[START Supplied data]

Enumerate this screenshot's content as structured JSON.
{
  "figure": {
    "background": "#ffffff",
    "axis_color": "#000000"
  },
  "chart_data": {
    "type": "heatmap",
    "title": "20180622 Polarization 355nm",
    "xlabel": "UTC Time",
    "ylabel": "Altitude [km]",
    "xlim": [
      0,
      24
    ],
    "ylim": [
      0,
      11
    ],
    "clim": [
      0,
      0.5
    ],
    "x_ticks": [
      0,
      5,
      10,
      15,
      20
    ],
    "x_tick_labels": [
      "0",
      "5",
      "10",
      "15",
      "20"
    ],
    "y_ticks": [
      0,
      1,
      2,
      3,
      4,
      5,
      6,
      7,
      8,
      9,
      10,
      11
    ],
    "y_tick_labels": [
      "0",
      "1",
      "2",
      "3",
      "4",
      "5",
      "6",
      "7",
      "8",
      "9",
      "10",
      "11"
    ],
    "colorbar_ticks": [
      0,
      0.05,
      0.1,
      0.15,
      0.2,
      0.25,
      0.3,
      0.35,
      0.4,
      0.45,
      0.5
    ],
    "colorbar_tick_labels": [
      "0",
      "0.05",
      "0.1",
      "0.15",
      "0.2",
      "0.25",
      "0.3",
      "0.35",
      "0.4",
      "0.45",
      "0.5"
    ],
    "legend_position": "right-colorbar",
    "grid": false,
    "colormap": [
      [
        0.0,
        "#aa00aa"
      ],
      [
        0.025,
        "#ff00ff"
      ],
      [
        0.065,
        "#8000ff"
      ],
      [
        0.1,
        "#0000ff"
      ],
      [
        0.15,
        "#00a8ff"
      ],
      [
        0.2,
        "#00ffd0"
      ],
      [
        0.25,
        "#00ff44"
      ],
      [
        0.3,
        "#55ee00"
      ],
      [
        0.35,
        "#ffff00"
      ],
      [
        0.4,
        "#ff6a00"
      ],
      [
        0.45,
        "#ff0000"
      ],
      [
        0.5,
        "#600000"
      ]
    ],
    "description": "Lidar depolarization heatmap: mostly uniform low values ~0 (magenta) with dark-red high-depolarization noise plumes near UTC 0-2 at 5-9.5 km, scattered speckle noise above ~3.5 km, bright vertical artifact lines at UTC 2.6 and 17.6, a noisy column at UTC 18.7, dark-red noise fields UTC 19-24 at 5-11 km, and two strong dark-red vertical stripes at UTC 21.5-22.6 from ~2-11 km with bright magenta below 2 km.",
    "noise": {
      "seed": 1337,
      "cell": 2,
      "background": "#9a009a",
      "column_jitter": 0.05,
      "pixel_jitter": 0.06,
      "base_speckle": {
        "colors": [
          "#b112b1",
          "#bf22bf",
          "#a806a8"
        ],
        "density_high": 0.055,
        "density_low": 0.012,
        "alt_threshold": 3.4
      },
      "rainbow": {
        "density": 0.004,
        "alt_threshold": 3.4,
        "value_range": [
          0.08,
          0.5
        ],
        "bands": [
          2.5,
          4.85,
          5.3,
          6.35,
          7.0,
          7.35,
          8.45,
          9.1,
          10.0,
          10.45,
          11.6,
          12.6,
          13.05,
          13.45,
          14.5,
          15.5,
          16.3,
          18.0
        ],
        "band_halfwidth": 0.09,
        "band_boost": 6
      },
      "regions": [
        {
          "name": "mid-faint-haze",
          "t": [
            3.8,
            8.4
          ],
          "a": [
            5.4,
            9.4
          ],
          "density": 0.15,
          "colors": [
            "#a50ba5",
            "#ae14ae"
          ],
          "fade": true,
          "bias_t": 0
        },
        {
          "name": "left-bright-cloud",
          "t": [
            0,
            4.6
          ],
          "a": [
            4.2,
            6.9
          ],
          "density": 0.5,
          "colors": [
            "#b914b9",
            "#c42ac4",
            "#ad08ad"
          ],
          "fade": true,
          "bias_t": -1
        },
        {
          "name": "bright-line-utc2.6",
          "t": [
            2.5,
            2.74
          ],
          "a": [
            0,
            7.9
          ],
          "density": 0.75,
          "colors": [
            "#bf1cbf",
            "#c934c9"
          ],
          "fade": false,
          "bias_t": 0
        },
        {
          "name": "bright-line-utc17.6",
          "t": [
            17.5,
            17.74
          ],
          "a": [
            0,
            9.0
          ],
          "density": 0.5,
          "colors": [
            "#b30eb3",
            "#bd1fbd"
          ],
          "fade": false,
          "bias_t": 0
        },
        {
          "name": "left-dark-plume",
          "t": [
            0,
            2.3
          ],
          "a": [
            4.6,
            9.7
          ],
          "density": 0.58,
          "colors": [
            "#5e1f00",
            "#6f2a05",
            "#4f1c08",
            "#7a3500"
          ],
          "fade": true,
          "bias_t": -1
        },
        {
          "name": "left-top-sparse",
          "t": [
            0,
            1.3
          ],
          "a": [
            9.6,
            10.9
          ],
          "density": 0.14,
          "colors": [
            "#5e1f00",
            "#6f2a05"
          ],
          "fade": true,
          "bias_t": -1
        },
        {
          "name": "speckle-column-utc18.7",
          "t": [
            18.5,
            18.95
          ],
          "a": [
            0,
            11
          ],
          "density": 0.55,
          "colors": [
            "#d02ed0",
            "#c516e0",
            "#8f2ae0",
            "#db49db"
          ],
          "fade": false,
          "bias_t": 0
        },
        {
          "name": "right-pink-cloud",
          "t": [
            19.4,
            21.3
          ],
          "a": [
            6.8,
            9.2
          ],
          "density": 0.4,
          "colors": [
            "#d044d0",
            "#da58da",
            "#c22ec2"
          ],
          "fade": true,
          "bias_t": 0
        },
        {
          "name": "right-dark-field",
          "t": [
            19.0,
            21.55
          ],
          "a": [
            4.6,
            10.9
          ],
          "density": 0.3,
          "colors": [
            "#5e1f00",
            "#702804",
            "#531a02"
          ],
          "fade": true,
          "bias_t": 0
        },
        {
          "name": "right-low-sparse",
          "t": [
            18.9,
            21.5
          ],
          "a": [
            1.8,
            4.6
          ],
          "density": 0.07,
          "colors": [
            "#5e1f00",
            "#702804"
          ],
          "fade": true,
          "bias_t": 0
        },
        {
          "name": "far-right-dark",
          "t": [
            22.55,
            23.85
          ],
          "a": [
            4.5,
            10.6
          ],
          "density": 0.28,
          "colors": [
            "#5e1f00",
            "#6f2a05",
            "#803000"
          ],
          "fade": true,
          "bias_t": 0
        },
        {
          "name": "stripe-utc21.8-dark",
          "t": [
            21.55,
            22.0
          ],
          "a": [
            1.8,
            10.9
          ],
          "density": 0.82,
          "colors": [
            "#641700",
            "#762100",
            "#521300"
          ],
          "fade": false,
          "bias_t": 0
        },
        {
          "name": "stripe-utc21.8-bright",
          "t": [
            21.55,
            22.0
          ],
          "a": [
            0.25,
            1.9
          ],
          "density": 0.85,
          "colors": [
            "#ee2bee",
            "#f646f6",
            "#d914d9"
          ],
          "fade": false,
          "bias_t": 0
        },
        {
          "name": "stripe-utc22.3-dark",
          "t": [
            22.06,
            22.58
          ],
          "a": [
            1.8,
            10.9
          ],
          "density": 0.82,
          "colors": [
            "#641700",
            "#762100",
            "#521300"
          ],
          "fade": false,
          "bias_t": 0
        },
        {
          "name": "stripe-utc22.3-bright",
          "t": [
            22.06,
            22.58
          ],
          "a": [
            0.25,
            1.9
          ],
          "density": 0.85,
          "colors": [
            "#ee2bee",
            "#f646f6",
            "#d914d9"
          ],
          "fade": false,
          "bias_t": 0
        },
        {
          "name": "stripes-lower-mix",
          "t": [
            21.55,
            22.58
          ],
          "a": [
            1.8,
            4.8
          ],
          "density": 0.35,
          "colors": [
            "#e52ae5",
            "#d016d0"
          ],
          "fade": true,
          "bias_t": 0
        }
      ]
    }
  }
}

[END Supplied data]

Show each line of the listing that holds the string "cloud".

→ **Completed task**
          "name": "left-bright-cloud",
          "name": "right-pink-cloud",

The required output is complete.